Exercise task ::
How many lines in the entries below include the string "quatrième"? Answer with the number only.

Input for this task ::
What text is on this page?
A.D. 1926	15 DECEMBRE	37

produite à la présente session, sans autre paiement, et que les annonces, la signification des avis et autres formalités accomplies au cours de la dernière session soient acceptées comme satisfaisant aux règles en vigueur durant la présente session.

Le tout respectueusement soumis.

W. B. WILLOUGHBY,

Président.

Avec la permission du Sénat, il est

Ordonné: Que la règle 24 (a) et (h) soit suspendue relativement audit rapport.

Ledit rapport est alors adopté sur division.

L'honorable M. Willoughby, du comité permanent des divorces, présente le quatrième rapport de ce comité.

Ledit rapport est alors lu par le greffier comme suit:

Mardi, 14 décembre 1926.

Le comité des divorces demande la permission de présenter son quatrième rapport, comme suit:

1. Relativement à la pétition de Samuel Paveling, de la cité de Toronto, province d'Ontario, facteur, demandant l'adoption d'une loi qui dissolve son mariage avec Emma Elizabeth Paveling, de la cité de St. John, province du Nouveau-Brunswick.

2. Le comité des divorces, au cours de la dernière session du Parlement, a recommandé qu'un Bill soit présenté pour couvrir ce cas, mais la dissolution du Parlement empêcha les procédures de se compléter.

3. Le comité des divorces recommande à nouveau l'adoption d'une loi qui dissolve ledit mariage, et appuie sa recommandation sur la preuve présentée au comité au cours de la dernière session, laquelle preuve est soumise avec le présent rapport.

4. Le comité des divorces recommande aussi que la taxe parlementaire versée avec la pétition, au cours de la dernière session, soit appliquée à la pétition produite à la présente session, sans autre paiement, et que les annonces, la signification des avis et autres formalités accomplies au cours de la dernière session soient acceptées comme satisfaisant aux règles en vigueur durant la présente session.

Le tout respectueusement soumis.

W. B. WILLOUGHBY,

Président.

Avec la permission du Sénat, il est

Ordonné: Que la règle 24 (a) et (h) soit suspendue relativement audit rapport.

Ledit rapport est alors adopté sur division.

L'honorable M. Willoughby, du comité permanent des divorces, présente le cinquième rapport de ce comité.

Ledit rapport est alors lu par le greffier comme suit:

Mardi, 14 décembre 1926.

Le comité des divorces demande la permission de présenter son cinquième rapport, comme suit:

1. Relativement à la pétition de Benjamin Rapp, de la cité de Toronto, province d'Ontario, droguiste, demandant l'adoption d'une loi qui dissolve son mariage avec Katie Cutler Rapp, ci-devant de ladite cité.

Answer in full ::
2